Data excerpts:
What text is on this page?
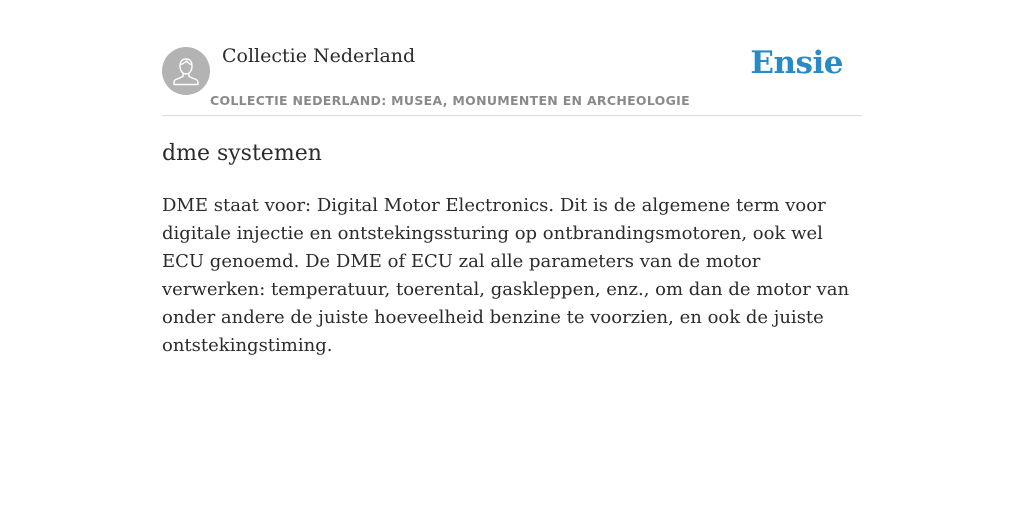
Collectie Nederland
COLLECTIE NEDERLAND: MUSEA, MONUMENTEN EN ARCHEOLOGIE
Ensie
dme systemen

DME staat voor: Digital Motor Electronics. Dit is de algemene term voor digitale injectie en ontstekingssturing op ontbrandingsmotoren, ook wel ECU genoemd. De DME of ECU zal alle parameters van de motor verwerken: temperatuur, toerental, gaskleppen, enz., om dan de motor van onder andere de juiste hoeveelheid benzine te voorzien, en ook de juiste ontstekingstiming.
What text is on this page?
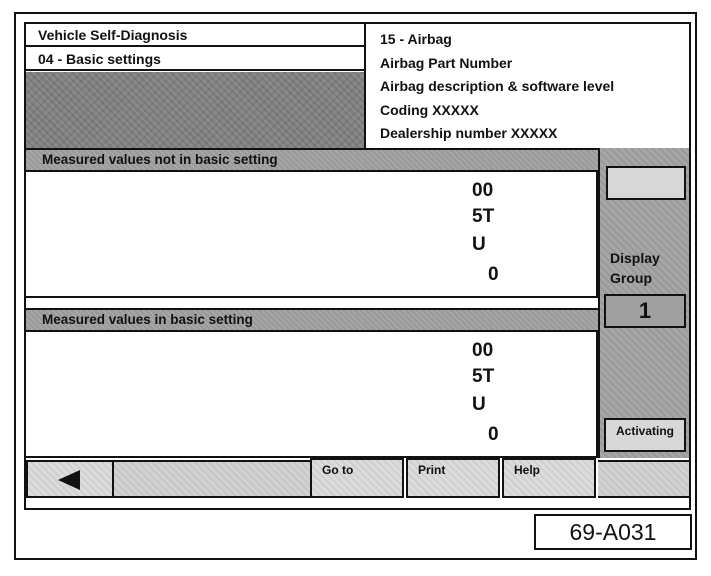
Vehicle Self-Diagnosis
04 - Basic settings
15 - Airbag
Airbag Part Number
Airbag description & software level
Coding XXXXX
Dealership number XXXXX
Measured values not in basic setting
00
5T
U
0
Measured values in basic setting
00
5T
U
0
Display
Group
1
Activating
Go to	Print	Help
69-A031
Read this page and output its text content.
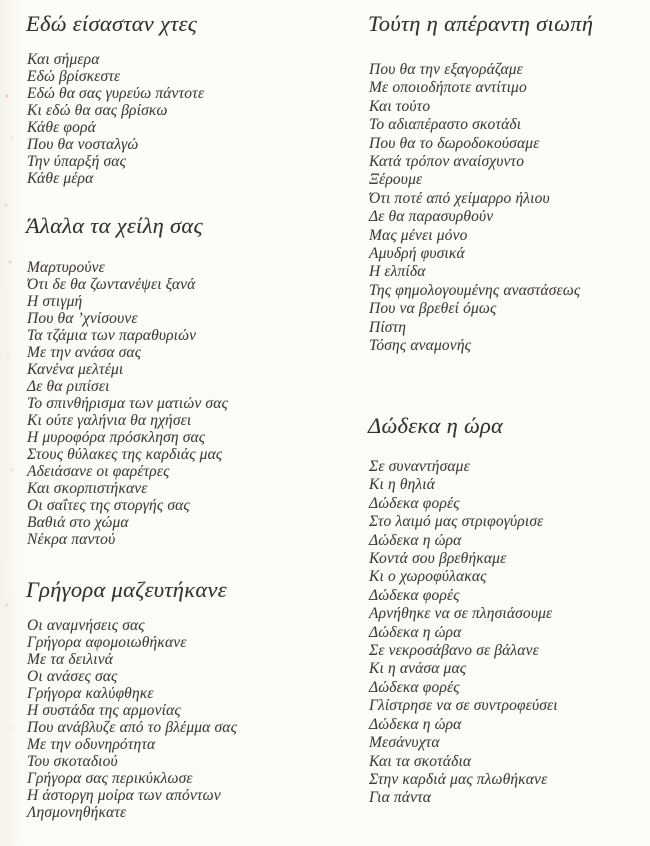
Εδώ είσασταν χτες
Και σήμερα
Εδώ βρίσκεστε
Εδώ θα σας γυρεύω πάντοτε
Κι εδώ θα σας βρίσκω
Κάθε φορά
Που θα νοσταλγώ
Την ύπαρξή σας
Κάθε μέρα
Άλαλα τα χείλη σας
Μαρτυρούνε
Ότι δε θα ζωντανέψει ξανά
Η στιγμή
Που θα ’χνίσουνε
Τα τζάμια των παραθυριών
Με την ανάσα σας
Κανένα μελτέμι
Δε θα ριπίσει
Το σπινθήρισμα των ματιών σας
Κι ούτε γαλήνια θα ηχήσει
Η μυροφόρα πρόσκληση σας
Στους θύλακες της καρδιάς μας
Αδειάσανε οι φαρέτρες
Και σκορπιστήκανε
Οι σαΐτες της στοργής σας
Βαθιά στο χώμα
Νέκρα παντού
Γρήγορα μαζευτήκανε
Οι αναμνήσεις σας
Γρήγορα αφομοιωθήκανε
Με τα δειλινά
Οι ανάσες σας
Γρήγορα καλύφθηκε
Η συστάδα της αρμονίας
Που ανάβλυζε από το βλέμμα σας
Με την οδυνηρότητα
Του σκοταδιού
Γρήγορα σας περικύκλωσε
Η άστοργη μοίρα των απόντων
Λησμονηθήκατε
Τούτη η απέραντη σιωπή
Που θα την εξαγοράζαμε
Με οποιοδήποτε αντίτιμο
Και τούτο
Το αδιαπέραστο σκοτάδι
Που θα το δωροδοκούσαμε
Κατά τρόπον αναίσχυντο
Ξέρουμε
Ότι ποτέ από χείμαρρο ήλιου
Δε θα παρασυρθούν
Μας μένει μόνο
Αμυδρή φυσικά
Η ελπίδα
Της φημολογουμένης αναστάσεως
Που να βρεθεί όμως
Πίστη
Τόσης αναμονής
Δώδεκα η ώρα
Σε συναντήσαμε
Κι η θηλιά
Δώδεκα φορές
Στο λαιμό μας στριφογύρισε
Δώδεκα η ώρα
Κοντά σου βρεθήκαμε
Κι ο χωροφύλακας
Δώδεκα φορές
Αρνήθηκε να σε πλησιάσουμε
Δώδεκα η ώρα
Σε νεκροσάβανο σε βάλανε
Κι η ανάσα μας
Δώδεκα φορές
Γλίστρησε να σε συντροφεύσει
Δώδεκα η ώρα
Μεσάνυχτα
Και τα σκοτάδια
Στην καρδιά μας πλωθήκανε
Για πάντα
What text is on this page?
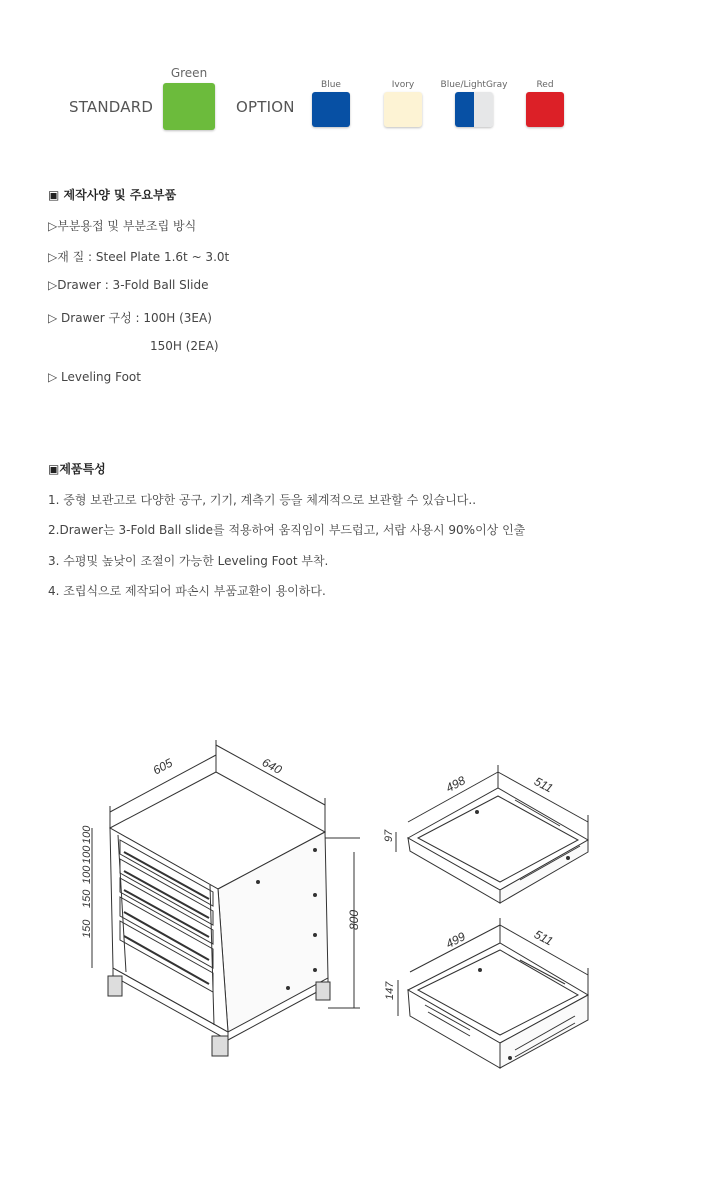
STANDARD
Green
OPTION
Blue	Ivory	Blue/LightGray	Red
▣ 제작사양 및 주요부품
▷부분용접 및 부분조립 방식
▷재 질 : Steel Plate 1.6t ~ 3.0t
▷Drawer : 3-Fold Ball Slide
▷ Drawer 구성 : 100H (3EA)
150H (2EA)
▷ Leveling Foot
▣제품특성
1. 중형 보관고로 다양한 공구, 기기, 계측기 등을 체계적으로 보관할 수 있습니다..
2.Drawer는 3-Fold Ball slide를 적용하여 움직임이 부드럽고, 서랍 사용시 90%이상 인출
3. 수평및 높낮이 조절이 가능한 Leveling Foot 부착.
4. 조립식으로 제작되어 파손시 부품교환이 용이하다.
605	640
800
100
100
100
150
150
498	511
97
499	511
147
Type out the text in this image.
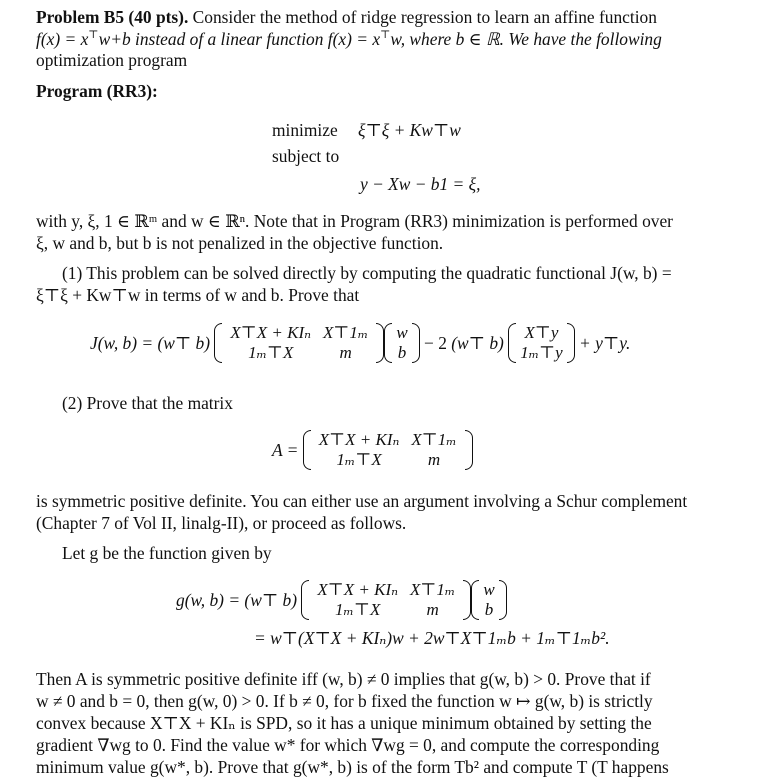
Problem B5 (40 pts). Consider the method of ridge regression to learn an affine function
f(x) = x⊤w+b instead of a linear function f(x) = x⊤w, where b ∈ ℝ. We have the following
optimization program
Program (RR3):
minimize ξ⊤ξ + Kw⊤w
subject to
y − Xw − b1 = ξ,
with y, ξ, 1 ∈ ℝᵐ and w ∈ ℝⁿ. Note that in Program (RR3) minimization is performed over
ξ, w and b, but b is not penalized in the objective function.
(1) This problem can be solved directly by computing the quadratic functional J(w, b) =
ξ⊤ξ + Kw⊤w in terms of w and b. Prove that
J(w, b) =
(w⊤ b)
X⊤X + KIₙ	X⊤1ₘ
1ₘ⊤X	m
w
b
− 2
(w⊤ b)
X⊤y
1ₘ⊤y
+ y⊤y.
(2) Prove that the matrix
A =
X⊤X + KIₙ	X⊤1ₘ
1ₘ⊤X	m
is symmetric positive definite. You can either use an argument involving a Schur complement
(Chapter 7 of Vol II, linalg-II), or proceed as follows.
Let g be the function given by
g(w, b) =
(w⊤ b)
X⊤X + KIₙ	X⊤1ₘ
1ₘ⊤X	m
w
b
= w⊤(X⊤X + KIₙ)w + 2w⊤X⊤1ₘb + 1ₘ⊤1ₘb².
Then A is symmetric positive definite iff (w, b) ≠ 0 implies that g(w, b) > 0. Prove that if
w ≠ 0 and b = 0, then g(w, 0) > 0. If b ≠ 0, for b fixed the function w ↦ g(w, b) is strictly
convex because X⊤X + KIₙ is SPD, so it has a unique minimum obtained by setting the
gradient ∇wg to 0. Find the value w* for which ∇wg = 0, and compute the corresponding
minimum value g(w*, b). Prove that g(w*, b) is of the form Tb² and compute T (T happens
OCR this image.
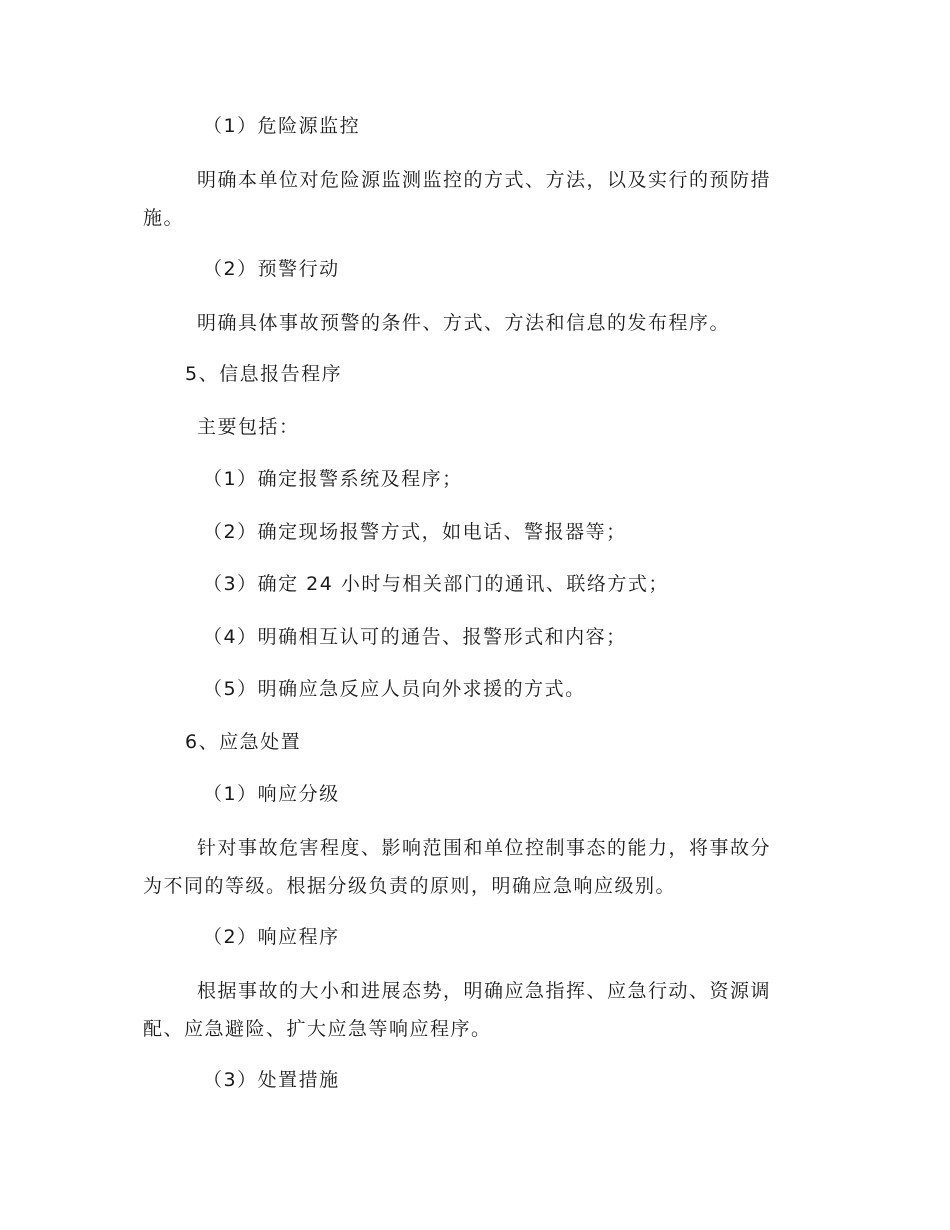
（1）危险源监控
明确本单位对危险源监测监控的方式、方法，以及实行的预防措
施。
（2）预警行动
明确具体事故预警的条件、方式、方法和信息的发布程序。
5、信息报告程序
主要包括：
（1）确定报警系统及程序；
（2）确定现场报警方式，如电话、警报器等；
（3）确定 24 小时与相关部门的通讯、联络方式；
（4）明确相互认可的通告、报警形式和内容；
（5）明确应急反应人员向外求援的方式。
6、应急处置
（1）响应分级
针对事故危害程度、影响范围和单位控制事态的能力，将事故分
为不同的等级。根据分级负责的原则，明确应急响应级别。
（2）响应程序
根据事故的大小和进展态势，明确应急指挥、应急行动、资源调
配、应急避险、扩大应急等响应程序。
（3）处置措施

*Set task*
Transcribe the whole listing exactly. Pictures stay out of your copy.

*Answer in full*
What text is on this page?
Collectie Nederland
COLLECTIE NEDERLAND: MUSEA, MONUMENTEN EN ARCHEOLOGIE
Ensie
dme systemen

DME staat voor: Digital Motor Electronics. Dit is de algemene term voor digitale injectie en ontstekingssturing op ontbrandingsmotoren, ook wel ECU genoemd. De DME of ECU zal alle parameters van de motor verwerken: temperatuur, toerental, gaskleppen, enz., om dan de motor van onder andere de juiste hoeveelheid benzine te voorzien, en ook de juiste ontstekingstiming.
What text is on this page?
Vehicle Self-Diagnosis
04 - Basic settings
15 - Airbag
Airbag Part Number
Airbag description & software level
Coding XXXXX
Dealership number XXXXX
Measured values not in basic setting
00
5T
U
0
Measured values in basic setting
00
5T
U
0
Display
Group
1
Activating
Go to	Print	Help
69-A031
Read this page and output its text content.
Εδώ είσασταν χτες
Και σήμερα
Εδώ βρίσκεστε
Εδώ θα σας γυρεύω πάντοτε
Κι εδώ θα σας βρίσκω
Κάθε φορά
Που θα νοσταλγώ
Την ύπαρξή σας
Κάθε μέρα
Άλαλα τα χείλη σας
Μαρτυρούνε
Ότι δε θα ζωντανέψει ξανά
Η στιγμή
Που θα ’χνίσουνε
Τα τζάμια των παραθυριών
Με την ανάσα σας
Κανένα μελτέμι
Δε θα ριπίσει
Το σπινθήρισμα των ματιών σας
Κι ούτε γαλήνια θα ηχήσει
Η μυροφόρα πρόσκληση σας
Στους θύλακες της καρδιάς μας
Αδειάσανε οι φαρέτρες
Και σκορπιστήκανε
Οι σαΐτες της στοργής σας
Βαθιά στο χώμα
Νέκρα παντού
Γρήγορα μαζευτήκανε
Οι αναμνήσεις σας
Γρήγορα αφομοιωθήκανε
Με τα δειλινά
Οι ανάσες σας
Γρήγορα καλύφθηκε
Η συστάδα της αρμονίας
Που ανάβλυζε από το βλέμμα σας
Με την οδυνηρότητα
Του σκοταδιού
Γρήγορα σας περικύκλωσε
Η άστοργη μοίρα των απόντων
Λησμονηθήκατε
Τούτη η απέραντη σιωπή
Που θα την εξαγοράζαμε
Με οποιοδήποτε αντίτιμο
Και τούτο
Το αδιαπέραστο σκοτάδι
Που θα το δωροδοκούσαμε
Κατά τρόπον αναίσχυντο
Ξέρουμε
Ότι ποτέ από χείμαρρο ήλιου
Δε θα παρασυρθούν
Μας μένει μόνο
Αμυδρή φυσικά
Η ελπίδα
Της φημολογουμένης αναστάσεως
Που να βρεθεί όμως
Πίστη
Τόσης αναμονής
Δώδεκα η ώρα
Σε συναντήσαμε
Κι η θηλιά
Δώδεκα φορές
Στο λαιμό μας στριφογύρισε
Δώδεκα η ώρα
Κοντά σου βρεθήκαμε
Κι ο χωροφύλακας
Δώδεκα φορές
Αρνήθηκε να σε πλησιάσουμε
Δώδεκα η ώρα
Σε νεκροσάβανο σε βάλανε
Κι η ανάσα μας
Δώδεκα φορές
Γλίστρησε να σε συντροφεύσει
Δώδεκα η ώρα
Μεσάνυχτα
Και τα σκοτάδια
Στην καρδιά μας πλωθήκανε
Για πάντα
What text is on this page?
STANDARD
Green
OPTION
Blue	Ivory	Blue/LightGray	Red
▣ 제작사양 및 주요부품
▷부분용접 및 부분조립 방식
▷재 질 : Steel Plate 1.6t ~ 3.0t
▷Drawer : 3-Fold Ball Slide
▷ Drawer 구성 : 100H (3EA)
150H (2EA)
▷ Leveling Foot
▣제품특성
1. 중형 보관고로 다양한 공구, 기기, 계측기 등을 체계적으로 보관할 수 있습니다..
2.Drawer는 3-Fold Ball slide를 적용하여 움직임이 부드럽고, 서랍 사용시 90%이상 인출
3. 수평및 높낮이 조절이 가능한 Leveling Foot 부착.
4. 조립식으로 제작되어 파손시 부품교환이 용이하다.
605	640
800
100
100
100
150
150
498	511
97
499	511
147
Type out the text in this image.
Problem B5 (40 pts). Consider the method of ridge regression to learn an affine function
f(x) = x⊤w+b instead of a linear function f(x) = x⊤w, where b ∈ ℝ. We have the following
optimization program
Program (RR3):
minimize ξ⊤ξ + Kw⊤w
subject to
y − Xw − b1 = ξ,
with y, ξ, 1 ∈ ℝᵐ and w ∈ ℝⁿ. Note that in Program (RR3) minimization is performed over
ξ, w and b, but b is not penalized in the objective function.
(1) This problem can be solved directly by computing the quadratic functional J(w, b) =
ξ⊤ξ + Kw⊤w in terms of w and b. Prove that
J(w, b) =
(w⊤ b)
X⊤X + KIₙ	X⊤1ₘ
1ₘ⊤X	m
w
b
− 2
(w⊤ b)
X⊤y
1ₘ⊤y
+ y⊤y.
(2) Prove that the matrix
A =
X⊤X + KIₙ	X⊤1ₘ
1ₘ⊤X	m
is symmetric positive definite. You can either use an argument involving a Schur complement
(Chapter 7 of Vol II, linalg-II), or proceed as follows.
Let g be the function given by
g(w, b) =
(w⊤ b)
X⊤X + KIₙ	X⊤1ₘ
1ₘ⊤X	m
w
b
= w⊤(X⊤X + KIₙ)w + 2w⊤X⊤1ₘb + 1ₘ⊤1ₘb².
Then A is symmetric positive definite iff (w, b) ≠ 0 implies that g(w, b) > 0. Prove that if
w ≠ 0 and b = 0, then g(w, 0) > 0. If b ≠ 0, for b fixed the function w ↦ g(w, b) is strictly
convex because X⊤X + KIₙ is SPD, so it has a unique minimum obtained by setting the
gradient ∇wg to 0. Find the value w* for which ∇wg = 0, and compute the corresponding
minimum value g(w*, b). Prove that g(w*, b) is of the form Tb² and compute T (T happens
OCR this image.
（1）危险源监控
明确本单位对危险源监测监控的方式、方法，以及实行的预防措
施。
（2）预警行动
明确具体事故预警的条件、方式、方法和信息的发布程序。
5、信息报告程序
主要包括：
（1）确定报警系统及程序；
（2）确定现场报警方式，如电话、警报器等；
（3）确定 24 小时与相关部门的通讯、联络方式；
（4）明确相互认可的通告、报警形式和内容；
（5）明确应急反应人员向外求援的方式。
6、应急处置
（1）响应分级
针对事故危害程度、影响范围和单位控制事态的能力，将事故分
为不同的等级。根据分级负责的原则，明确应急响应级别。
（2）响应程序
根据事故的大小和进展态势，明确应急指挥、应急行动、资源调
配、应急避险、扩大应急等响应程序。
（3）处置措施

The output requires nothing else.